• _Problem requirements_
Locate each line holding the string "text" and copy it.

Extracted data entries
* * *
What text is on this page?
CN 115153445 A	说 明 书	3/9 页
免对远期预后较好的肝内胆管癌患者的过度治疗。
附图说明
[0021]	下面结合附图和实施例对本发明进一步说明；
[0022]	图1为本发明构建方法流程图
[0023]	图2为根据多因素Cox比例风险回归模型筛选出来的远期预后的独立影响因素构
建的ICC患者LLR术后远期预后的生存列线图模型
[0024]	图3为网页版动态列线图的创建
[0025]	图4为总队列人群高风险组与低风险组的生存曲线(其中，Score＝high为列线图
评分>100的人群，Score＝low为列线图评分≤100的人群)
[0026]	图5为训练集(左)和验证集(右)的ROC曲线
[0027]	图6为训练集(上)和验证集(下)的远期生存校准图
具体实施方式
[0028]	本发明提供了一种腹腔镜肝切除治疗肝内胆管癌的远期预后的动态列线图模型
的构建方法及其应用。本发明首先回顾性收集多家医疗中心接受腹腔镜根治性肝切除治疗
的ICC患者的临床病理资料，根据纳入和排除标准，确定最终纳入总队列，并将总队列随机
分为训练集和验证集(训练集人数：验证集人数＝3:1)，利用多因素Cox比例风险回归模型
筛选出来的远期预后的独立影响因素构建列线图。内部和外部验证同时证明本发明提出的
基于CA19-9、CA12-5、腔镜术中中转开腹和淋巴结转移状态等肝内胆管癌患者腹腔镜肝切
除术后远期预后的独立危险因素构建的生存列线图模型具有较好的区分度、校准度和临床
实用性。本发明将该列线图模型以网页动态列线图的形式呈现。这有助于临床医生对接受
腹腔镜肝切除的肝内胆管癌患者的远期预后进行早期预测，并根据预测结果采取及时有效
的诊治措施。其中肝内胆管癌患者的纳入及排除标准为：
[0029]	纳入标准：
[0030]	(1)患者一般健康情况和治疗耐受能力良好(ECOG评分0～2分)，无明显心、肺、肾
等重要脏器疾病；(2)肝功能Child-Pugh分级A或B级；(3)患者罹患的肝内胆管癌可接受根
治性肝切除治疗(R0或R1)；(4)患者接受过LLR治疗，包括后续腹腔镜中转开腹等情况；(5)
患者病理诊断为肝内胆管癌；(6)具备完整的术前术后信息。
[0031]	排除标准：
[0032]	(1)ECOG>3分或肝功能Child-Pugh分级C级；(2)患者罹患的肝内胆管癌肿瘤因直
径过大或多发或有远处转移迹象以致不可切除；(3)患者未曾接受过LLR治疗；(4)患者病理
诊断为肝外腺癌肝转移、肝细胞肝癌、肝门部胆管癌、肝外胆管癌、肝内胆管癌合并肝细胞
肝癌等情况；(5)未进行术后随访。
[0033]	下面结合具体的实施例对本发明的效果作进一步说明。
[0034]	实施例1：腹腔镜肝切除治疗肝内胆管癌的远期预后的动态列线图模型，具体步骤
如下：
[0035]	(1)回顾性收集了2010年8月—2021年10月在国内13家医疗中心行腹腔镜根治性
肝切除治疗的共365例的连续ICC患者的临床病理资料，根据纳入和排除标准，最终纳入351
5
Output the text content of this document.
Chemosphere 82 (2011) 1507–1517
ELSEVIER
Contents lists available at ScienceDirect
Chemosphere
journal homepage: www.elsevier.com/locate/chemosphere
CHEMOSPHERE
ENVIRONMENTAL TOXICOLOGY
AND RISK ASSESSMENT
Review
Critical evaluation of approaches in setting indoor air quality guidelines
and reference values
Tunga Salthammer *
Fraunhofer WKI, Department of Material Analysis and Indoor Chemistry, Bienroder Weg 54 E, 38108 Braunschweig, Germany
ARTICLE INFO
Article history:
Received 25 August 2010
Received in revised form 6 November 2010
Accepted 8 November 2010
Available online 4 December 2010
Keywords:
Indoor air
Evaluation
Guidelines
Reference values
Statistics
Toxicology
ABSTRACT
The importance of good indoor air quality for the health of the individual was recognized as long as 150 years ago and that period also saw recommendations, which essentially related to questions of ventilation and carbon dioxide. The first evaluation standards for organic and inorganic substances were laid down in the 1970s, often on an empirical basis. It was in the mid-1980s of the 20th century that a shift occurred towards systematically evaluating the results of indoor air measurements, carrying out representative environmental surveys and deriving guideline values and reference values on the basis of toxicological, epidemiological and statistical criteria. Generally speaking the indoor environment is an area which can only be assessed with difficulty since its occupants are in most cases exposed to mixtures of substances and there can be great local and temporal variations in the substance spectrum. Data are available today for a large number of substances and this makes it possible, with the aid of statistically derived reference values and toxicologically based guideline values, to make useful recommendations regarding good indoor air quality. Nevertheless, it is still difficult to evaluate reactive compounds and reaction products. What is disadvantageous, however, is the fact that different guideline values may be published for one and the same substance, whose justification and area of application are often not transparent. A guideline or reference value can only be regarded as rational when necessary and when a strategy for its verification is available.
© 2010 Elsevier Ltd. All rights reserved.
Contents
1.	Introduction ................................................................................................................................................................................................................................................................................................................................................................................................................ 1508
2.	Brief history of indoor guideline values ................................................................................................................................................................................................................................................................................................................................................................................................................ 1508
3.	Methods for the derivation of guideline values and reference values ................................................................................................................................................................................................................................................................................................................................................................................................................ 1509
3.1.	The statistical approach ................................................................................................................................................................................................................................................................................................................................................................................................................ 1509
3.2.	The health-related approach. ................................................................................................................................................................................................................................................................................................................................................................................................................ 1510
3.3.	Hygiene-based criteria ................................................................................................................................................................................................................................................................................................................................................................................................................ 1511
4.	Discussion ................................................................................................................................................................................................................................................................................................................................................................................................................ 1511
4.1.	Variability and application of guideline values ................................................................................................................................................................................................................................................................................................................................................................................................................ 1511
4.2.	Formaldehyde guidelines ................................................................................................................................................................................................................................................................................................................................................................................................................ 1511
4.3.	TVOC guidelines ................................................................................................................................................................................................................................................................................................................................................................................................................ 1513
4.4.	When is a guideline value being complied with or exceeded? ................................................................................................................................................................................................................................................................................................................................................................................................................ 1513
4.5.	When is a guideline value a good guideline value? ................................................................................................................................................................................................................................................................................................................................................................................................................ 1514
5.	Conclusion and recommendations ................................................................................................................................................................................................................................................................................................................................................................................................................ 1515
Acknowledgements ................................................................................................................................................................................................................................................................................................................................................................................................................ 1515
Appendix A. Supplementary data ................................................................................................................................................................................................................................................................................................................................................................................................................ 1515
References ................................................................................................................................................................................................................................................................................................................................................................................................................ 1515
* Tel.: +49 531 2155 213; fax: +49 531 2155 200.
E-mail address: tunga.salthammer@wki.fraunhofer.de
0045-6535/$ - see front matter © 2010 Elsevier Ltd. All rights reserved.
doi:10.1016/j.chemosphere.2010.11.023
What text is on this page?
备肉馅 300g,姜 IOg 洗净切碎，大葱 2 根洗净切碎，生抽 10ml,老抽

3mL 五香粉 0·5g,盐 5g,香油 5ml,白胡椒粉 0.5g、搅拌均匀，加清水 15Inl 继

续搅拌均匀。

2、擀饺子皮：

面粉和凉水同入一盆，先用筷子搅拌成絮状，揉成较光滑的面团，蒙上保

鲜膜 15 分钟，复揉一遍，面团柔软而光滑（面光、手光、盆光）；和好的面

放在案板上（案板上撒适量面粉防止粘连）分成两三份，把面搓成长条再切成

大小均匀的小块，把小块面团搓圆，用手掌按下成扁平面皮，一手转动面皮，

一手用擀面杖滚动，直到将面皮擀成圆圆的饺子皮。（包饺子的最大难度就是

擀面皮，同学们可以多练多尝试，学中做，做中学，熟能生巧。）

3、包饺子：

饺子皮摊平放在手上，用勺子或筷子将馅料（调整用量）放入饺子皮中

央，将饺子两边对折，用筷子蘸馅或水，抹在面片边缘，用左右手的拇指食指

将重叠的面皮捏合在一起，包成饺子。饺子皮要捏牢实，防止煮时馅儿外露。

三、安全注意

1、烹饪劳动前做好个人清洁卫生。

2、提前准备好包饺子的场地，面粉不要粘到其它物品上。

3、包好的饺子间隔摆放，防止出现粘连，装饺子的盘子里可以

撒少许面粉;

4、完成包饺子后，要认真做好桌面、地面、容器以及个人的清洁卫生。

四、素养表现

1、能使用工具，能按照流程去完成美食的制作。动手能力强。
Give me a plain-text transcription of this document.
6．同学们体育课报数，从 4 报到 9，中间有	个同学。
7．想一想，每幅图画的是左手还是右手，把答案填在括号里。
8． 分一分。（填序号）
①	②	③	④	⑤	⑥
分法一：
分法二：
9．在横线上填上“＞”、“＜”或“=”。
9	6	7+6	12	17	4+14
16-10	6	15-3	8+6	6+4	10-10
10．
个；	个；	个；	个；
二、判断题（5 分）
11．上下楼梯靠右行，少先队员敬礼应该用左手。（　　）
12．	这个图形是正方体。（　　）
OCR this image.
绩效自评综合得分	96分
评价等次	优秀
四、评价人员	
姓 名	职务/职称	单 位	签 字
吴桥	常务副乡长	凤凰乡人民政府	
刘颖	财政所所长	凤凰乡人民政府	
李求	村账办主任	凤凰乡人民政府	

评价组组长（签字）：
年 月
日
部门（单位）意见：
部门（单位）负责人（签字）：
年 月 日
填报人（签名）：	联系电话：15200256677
* * *
• _Task solution_
What text is on this page?
Output the text content of this document.
What text is on this page?
Give me a plain-text transcription of this document.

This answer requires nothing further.